— start —
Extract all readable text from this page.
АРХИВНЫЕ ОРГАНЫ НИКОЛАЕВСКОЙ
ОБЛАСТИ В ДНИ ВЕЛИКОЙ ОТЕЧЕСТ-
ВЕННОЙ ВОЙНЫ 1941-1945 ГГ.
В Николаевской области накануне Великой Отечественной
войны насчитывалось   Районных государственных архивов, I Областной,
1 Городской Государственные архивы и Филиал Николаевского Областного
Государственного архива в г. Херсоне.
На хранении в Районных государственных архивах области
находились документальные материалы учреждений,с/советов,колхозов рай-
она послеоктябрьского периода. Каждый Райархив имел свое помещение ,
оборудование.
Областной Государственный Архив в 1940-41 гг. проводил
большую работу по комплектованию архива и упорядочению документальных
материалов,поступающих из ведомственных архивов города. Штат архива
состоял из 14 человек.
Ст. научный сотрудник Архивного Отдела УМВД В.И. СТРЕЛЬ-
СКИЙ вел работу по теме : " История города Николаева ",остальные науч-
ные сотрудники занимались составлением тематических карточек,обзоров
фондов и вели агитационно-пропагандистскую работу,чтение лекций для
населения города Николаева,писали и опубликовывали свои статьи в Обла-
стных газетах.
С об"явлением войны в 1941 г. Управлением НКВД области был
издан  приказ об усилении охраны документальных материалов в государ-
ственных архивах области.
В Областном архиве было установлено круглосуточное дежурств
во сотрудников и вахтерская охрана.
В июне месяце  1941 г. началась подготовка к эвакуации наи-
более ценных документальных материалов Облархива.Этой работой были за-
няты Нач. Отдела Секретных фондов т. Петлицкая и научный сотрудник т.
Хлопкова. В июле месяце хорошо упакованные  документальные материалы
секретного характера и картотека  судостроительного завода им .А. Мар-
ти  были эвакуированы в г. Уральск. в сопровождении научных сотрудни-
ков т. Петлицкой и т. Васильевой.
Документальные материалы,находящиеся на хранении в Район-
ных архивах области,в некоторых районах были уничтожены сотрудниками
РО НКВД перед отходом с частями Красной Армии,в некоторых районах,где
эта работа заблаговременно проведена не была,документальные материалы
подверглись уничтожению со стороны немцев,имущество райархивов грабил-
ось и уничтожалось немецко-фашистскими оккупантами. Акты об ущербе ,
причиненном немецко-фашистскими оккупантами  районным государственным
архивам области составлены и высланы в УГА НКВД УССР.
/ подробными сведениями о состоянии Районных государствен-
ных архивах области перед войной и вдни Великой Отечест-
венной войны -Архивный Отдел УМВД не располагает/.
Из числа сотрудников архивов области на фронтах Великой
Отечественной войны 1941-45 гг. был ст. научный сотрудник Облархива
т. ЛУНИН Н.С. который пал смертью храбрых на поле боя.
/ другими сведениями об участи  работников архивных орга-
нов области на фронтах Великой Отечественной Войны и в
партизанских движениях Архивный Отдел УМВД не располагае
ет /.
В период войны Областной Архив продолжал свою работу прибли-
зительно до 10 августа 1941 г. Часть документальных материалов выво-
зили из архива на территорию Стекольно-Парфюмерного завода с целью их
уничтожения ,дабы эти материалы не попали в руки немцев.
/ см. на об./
— end —
Can you reproduce all the material exactly?

▶ [Result]
Extract all readable text from this page.
АРХИВНЫЕ ОРГАНЫ НИКОЛАЕВСКОЙ
ОБЛАСТИ В ДНИ ВЕЛИКОЙ ОТЕЧЕСТ-
ВЕННОЙ ВОЙНЫ 1941-1945 ГГ.
В Николаевской области накануне Великой Отечественной
войны насчитывалось   Районных государственных архивов, I Областной,
1 Городской Государственные архивы и Филиал Николаевского Областного
Государственного архива в г. Херсоне.
На хранении в Районных государственных архивах области
находились документальные материалы учреждений,с/советов,колхозов рай-
она послеоктябрьского периода. Каждый Райархив имел свое помещение ,
оборудование.
Областной Государственный Архив в 1940-41 гг. проводил
большую работу по комплектованию архива и упорядочению документальных
материалов,поступающих из ведомственных архивов города. Штат архива
состоял из 14 человек.
Ст. научный сотрудник Архивного Отдела УМВД В.И. СТРЕЛЬ-
СКИЙ вел работу по теме : " История города Николаева ",остальные науч-
ные сотрудники занимались составлением тематических карточек,обзоров
фондов и вели агитационно-пропагандистскую работу,чтение лекций для
населения города Николаева,писали и опубликовывали свои статьи в Обла-
стных газетах.
С об"явлением войны в 1941 г. Управлением НКВД области был
издан  приказ об усилении охраны документальных материалов в государ-
ственных архивах области.
В Областном архиве было установлено круглосуточное дежурств
во сотрудников и вахтерская охрана.
В июне месяце  1941 г. началась подготовка к эвакуации наи-
более ценных документальных материалов Облархива.Этой работой были за-
няты Нач. Отдела Секретных фондов т. Петлицкая и научный сотрудник т.
Хлопкова. В июле месяце хорошо упакованные  документальные материалы
секретного характера и картотека  судостроительного завода им .А. Мар-
ти  были эвакуированы в г. Уральск. в сопровождении научных сотрудни-
ков т. Петлицкой и т. Васильевой.
Документальные материалы,находящиеся на хранении в Район-
ных архивах области,в некоторых районах были уничтожены сотрудниками
РО НКВД перед отходом с частями Красной Армии,в некоторых районах,где
эта работа заблаговременно проведена не была,документальные материалы
подверглись уничтожению со стороны немцев,имущество райархивов грабил-
ось и уничтожалось немецко-фашистскими оккупантами. Акты об ущербе ,
причиненном немецко-фашистскими оккупантами  районным государственным
архивам области составлены и высланы в УГА НКВД УССР.
/ подробными сведениями о состоянии Районных государствен-
ных архивах области перед войной и вдни Великой Отечест-
венной войны -Архивный Отдел УМВД не располагает/.
Из числа сотрудников архивов области на фронтах Великой
Отечественной войны 1941-45 гг. был ст. научный сотрудник Облархива
т. ЛУНИН Н.С. который пал смертью храбрых на поле боя.
/ другими сведениями об участи  работников архивных орга-
нов области на фронтах Великой Отечественной Войны и в
партизанских движениях Архивный Отдел УМВД не располагае
ет /.
В период войны Областной Архив продолжал свою работу прибли-
зительно до 10 августа 1941 г. Часть документальных материалов выво-
зили из архива на территорию Стекольно-Парфюмерного завода с целью их
уничтожения ,дабы эти материалы не попали в руки немцев.
/ см. на об./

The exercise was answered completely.